* START DATA FOR THIS TASK *
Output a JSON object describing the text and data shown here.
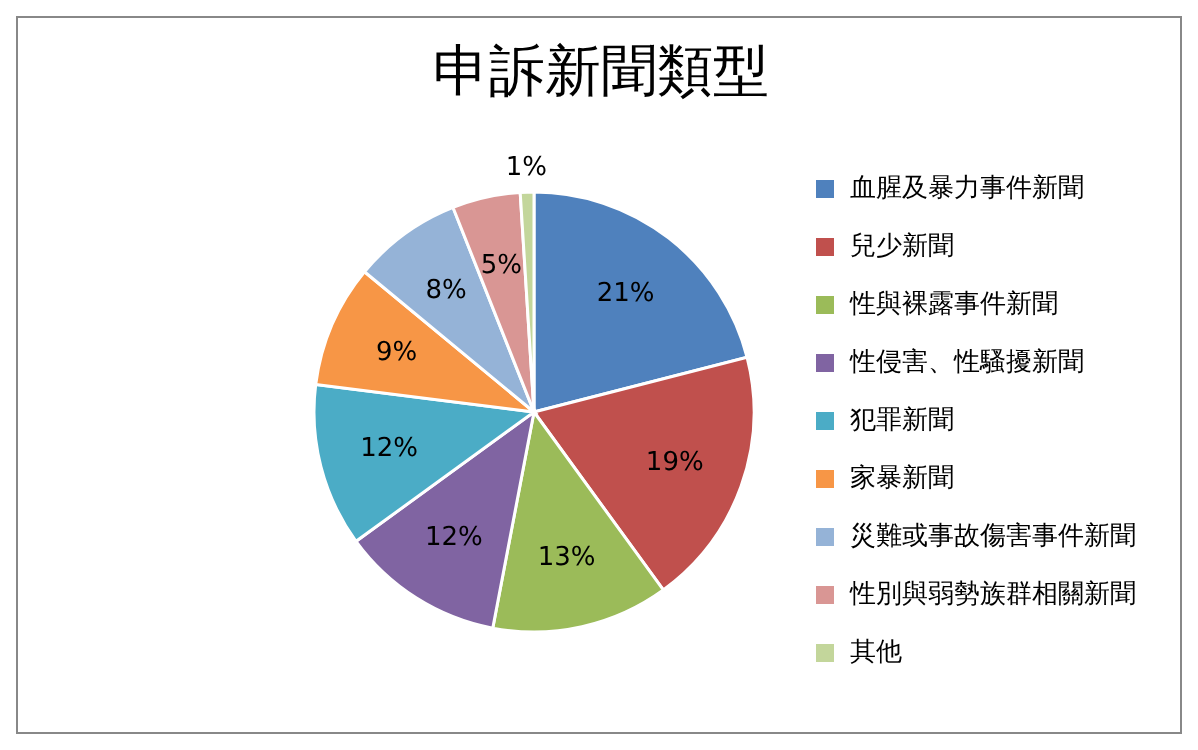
{
  "chart_data": {
    "type": "pie",
    "title": "申訴新聞類型",
    "categories": [
      "血腥及暴力事件新聞",
      "兒少新聞",
      "性與裸露事件新聞",
      "性侵害、性騷擾新聞",
      "犯罪新聞",
      "家暴新聞",
      "災難或事故傷害事件新聞",
      "性別與弱勢族群相關新聞",
      "其他"
    ],
    "values": [
      21,
      19,
      13,
      12,
      12,
      9,
      8,
      5,
      1
    ],
    "colors": [
      "#4f81bd",
      "#c0504d",
      "#9bbb59",
      "#8064a2",
      "#4bacc6",
      "#f79646",
      "#95b3d7",
      "#d99694",
      "#c3d69b"
    ],
    "value_labels": [
      "21%",
      "19%",
      "13%",
      "12%",
      "12%",
      "9%",
      "8%",
      "5%",
      "1%"
    ],
    "legend": "right"
  }
}
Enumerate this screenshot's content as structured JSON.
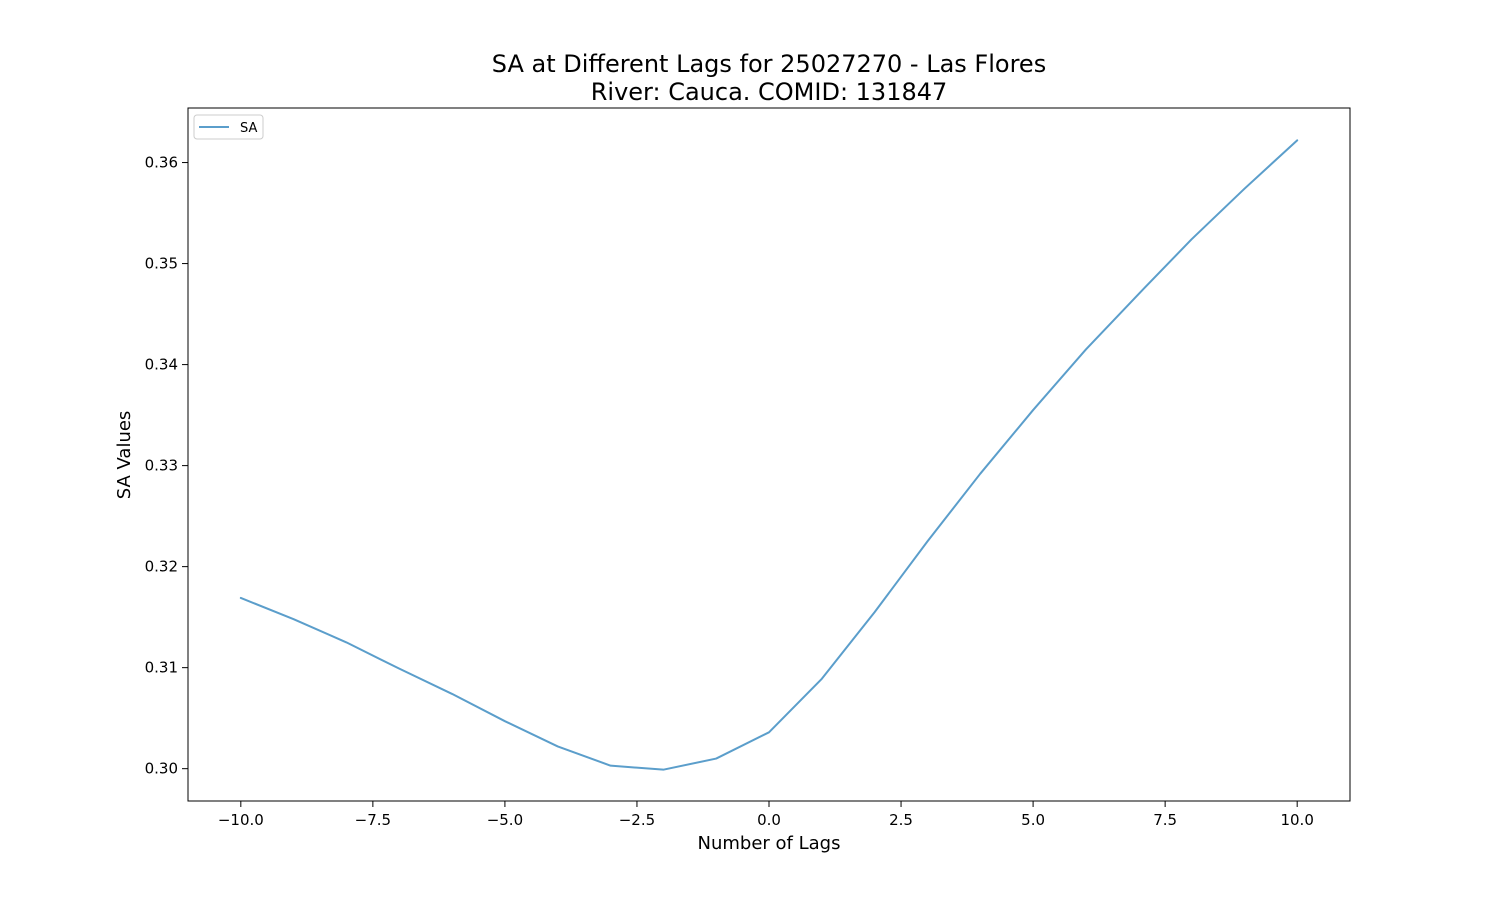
{
  "chart_data": {
    "type": "line",
    "title": "SA at Different Lags for 25027270 - Las Flores",
    "subtitle": "River: Cauca. COMID: 131847",
    "xlabel": "Number of Lags",
    "ylabel": "SA Values",
    "xlim": [
      -11,
      11
    ],
    "ylim": [
      0.2968,
      0.3654
    ],
    "x_ticks": [
      -10.0,
      -7.5,
      -5.0,
      -2.5,
      0.0,
      2.5,
      5.0,
      7.5,
      10.0
    ],
    "x_tick_labels": [
      "−10.0",
      "−7.5",
      "−5.0",
      "−2.5",
      "0.0",
      "2.5",
      "5.0",
      "7.5",
      "10.0"
    ],
    "y_ticks": [
      0.3,
      0.31,
      0.32,
      0.33,
      0.34,
      0.35,
      0.36
    ],
    "y_tick_labels": [
      "0.30",
      "0.31",
      "0.32",
      "0.33",
      "0.34",
      "0.35",
      "0.36"
    ],
    "grid": false,
    "legend_position": "upper-left",
    "series": [
      {
        "name": "SA",
        "color": "#5b9ecb",
        "x": [
          -10,
          -9,
          -8,
          -7,
          -6,
          -5,
          -4,
          -3,
          -2,
          -1,
          0,
          1,
          2,
          3,
          4,
          5,
          6,
          7,
          8,
          9,
          10
        ],
        "y": [
          0.3169,
          0.3148,
          0.3125,
          0.3099,
          0.3074,
          0.3047,
          0.3022,
          0.3003,
          0.2999,
          0.301,
          0.3036,
          0.3089,
          0.3155,
          0.3225,
          0.3292,
          0.3355,
          0.3415,
          0.347,
          0.3524,
          0.3574,
          0.3622
        ]
      }
    ]
  }
}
* END DATA FOR THIS TASK *
Exclude every picture and copy the remaining data exactly.

● **PROBLEM SOLUTION**:
Output a JSON object describing the text and data shown here.
{
  "chart_data": {
    "type": "pie",
    "title": "申訴新聞類型",
    "categories": [
      "血腥及暴力事件新聞",
      "兒少新聞",
      "性與裸露事件新聞",
      "性侵害、性騷擾新聞",
      "犯罪新聞",
      "家暴新聞",
      "災難或事故傷害事件新聞",
      "性別與弱勢族群相關新聞",
      "其他"
    ],
    "values": [
      21,
      19,
      13,
      12,
      12,
      9,
      8,
      5,
      1
    ],
    "colors": [
      "#4f81bd",
      "#c0504d",
      "#9bbb59",
      "#8064a2",
      "#4bacc6",
      "#f79646",
      "#95b3d7",
      "#d99694",
      "#c3d69b"
    ],
    "value_labels": [
      "21%",
      "19%",
      "13%",
      "12%",
      "12%",
      "9%",
      "8%",
      "5%",
      "1%"
    ],
    "legend": "right"
  }
}
Enumerate this screenshot's content as structured JSON.
{
  "chart_data": {
    "type": "line",
    "title": "SA at Different Lags for 25027270 - Las Flores",
    "subtitle": "River: Cauca. COMID: 131847",
    "xlabel": "Number of Lags",
    "ylabel": "SA Values",
    "xlim": [
      -11,
      11
    ],
    "ylim": [
      0.2968,
      0.3654
    ],
    "x_ticks": [
      -10.0,
      -7.5,
      -5.0,
      -2.5,
      0.0,
      2.5,
      5.0,
      7.5,
      10.0
    ],
    "x_tick_labels": [
      "−10.0",
      "−7.5",
      "−5.0",
      "−2.5",
      "0.0",
      "2.5",
      "5.0",
      "7.5",
      "10.0"
    ],
    "y_ticks": [
      0.3,
      0.31,
      0.32,
      0.33,
      0.34,
      0.35,
      0.36
    ],
    "y_tick_labels": [
      "0.30",
      "0.31",
      "0.32",
      "0.33",
      "0.34",
      "0.35",
      "0.36"
    ],
    "grid": false,
    "legend_position": "upper-left",
    "series": [
      {
        "name": "SA",
        "color": "#5b9ecb",
        "x": [
          -10,
          -9,
          -8,
          -7,
          -6,
          -5,
          -4,
          -3,
          -2,
          -1,
          0,
          1,
          2,
          3,
          4,
          5,
          6,
          7,
          8,
          9,
          10
        ],
        "y": [
          0.3169,
          0.3148,
          0.3125,
          0.3099,
          0.3074,
          0.3047,
          0.3022,
          0.3003,
          0.2999,
          0.301,
          0.3036,
          0.3089,
          0.3155,
          0.3225,
          0.3292,
          0.3355,
          0.3415,
          0.347,
          0.3524,
          0.3574,
          0.3622
        ]
      }
    ]
  }
}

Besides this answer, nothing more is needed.